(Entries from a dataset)
++++++++++++++++++++

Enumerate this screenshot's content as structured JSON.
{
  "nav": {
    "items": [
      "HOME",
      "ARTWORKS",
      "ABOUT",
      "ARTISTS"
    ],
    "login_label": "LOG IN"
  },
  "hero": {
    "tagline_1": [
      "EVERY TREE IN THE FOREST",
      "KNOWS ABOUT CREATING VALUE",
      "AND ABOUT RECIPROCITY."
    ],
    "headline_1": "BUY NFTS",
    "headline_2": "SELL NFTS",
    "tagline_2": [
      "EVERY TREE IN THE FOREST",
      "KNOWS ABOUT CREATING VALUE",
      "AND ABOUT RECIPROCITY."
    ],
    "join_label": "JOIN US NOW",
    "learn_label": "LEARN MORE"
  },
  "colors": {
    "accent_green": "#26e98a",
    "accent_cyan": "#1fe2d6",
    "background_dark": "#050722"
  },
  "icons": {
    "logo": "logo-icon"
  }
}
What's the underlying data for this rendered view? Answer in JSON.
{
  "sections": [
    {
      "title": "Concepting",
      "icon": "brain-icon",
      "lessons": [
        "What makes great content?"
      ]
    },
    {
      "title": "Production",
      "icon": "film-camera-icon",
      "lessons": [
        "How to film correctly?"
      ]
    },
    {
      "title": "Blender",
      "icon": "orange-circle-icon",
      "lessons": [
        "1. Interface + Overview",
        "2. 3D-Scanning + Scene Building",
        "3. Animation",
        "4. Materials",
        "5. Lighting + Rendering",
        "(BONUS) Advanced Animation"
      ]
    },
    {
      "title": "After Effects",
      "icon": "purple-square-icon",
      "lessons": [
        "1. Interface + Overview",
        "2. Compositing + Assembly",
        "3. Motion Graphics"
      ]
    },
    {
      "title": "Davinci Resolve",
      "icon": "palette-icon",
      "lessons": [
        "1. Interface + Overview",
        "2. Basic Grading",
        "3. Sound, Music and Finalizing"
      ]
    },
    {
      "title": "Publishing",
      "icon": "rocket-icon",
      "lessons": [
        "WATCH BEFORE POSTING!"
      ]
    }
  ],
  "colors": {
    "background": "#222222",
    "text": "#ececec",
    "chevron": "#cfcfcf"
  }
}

++++++++++++++++++++

From the records above, extract every entry exactly as given.

Written reply →
Enumerate this screenshot's content as structured JSON.
{
  "nav": {
    "items": [
      "HOME",
      "ARTWORKS",
      "ABOUT",
      "ARTISTS"
    ],
    "login_label": "LOG IN"
  },
  "hero": {
    "tagline_1": [
      "EVERY TREE IN THE FOREST",
      "KNOWS ABOUT CREATING VALUE",
      "AND ABOUT RECIPROCITY."
    ],
    "headline_1": "BUY NFTS",
    "headline_2": "SELL NFTS",
    "tagline_2": [
      "EVERY TREE IN THE FOREST",
      "KNOWS ABOUT CREATING VALUE",
      "AND ABOUT RECIPROCITY."
    ],
    "join_label": "JOIN US NOW",
    "learn_label": "LEARN MORE"
  },
  "colors": {
    "accent_green": "#26e98a",
    "accent_cyan": "#1fe2d6",
    "background_dark": "#050722"
  },
  "icons": {
    "logo": "logo-icon"
  }
}
What's the underlying data for this rendered view? Answer in JSON.
{
  "sections": [
    {
      "title": "Concepting",
      "icon": "brain-icon",
      "lessons": [
        "What makes great content?"
      ]
    },
    {
      "title": "Production",
      "icon": "film-camera-icon",
      "lessons": [
        "How to film correctly?"
      ]
    },
    {
      "title": "Blender",
      "icon": "orange-circle-icon",
      "lessons": [
        "1. Interface + Overview",
        "2. 3D-Scanning + Scene Building",
        "3. Animation",
        "4. Materials",
        "5. Lighting + Rendering",
        "(BONUS) Advanced Animation"
      ]
    },
    {
      "title": "After Effects",
      "icon": "purple-square-icon",
      "lessons": [
        "1. Interface + Overview",
        "2. Compositing + Assembly",
        "3. Motion Graphics"
      ]
    },
    {
      "title": "Davinci Resolve",
      "icon": "palette-icon",
      "lessons": [
        "1. Interface + Overview",
        "2. Basic Grading",
        "3. Sound, Music and Finalizing"
      ]
    },
    {
      "title": "Publishing",
      "icon": "rocket-icon",
      "lessons": [
        "WATCH BEFORE POSTING!"
      ]
    }
  ],
  "colors": {
    "background": "#222222",
    "text": "#ececec",
    "chevron": "#cfcfcf"
  }
}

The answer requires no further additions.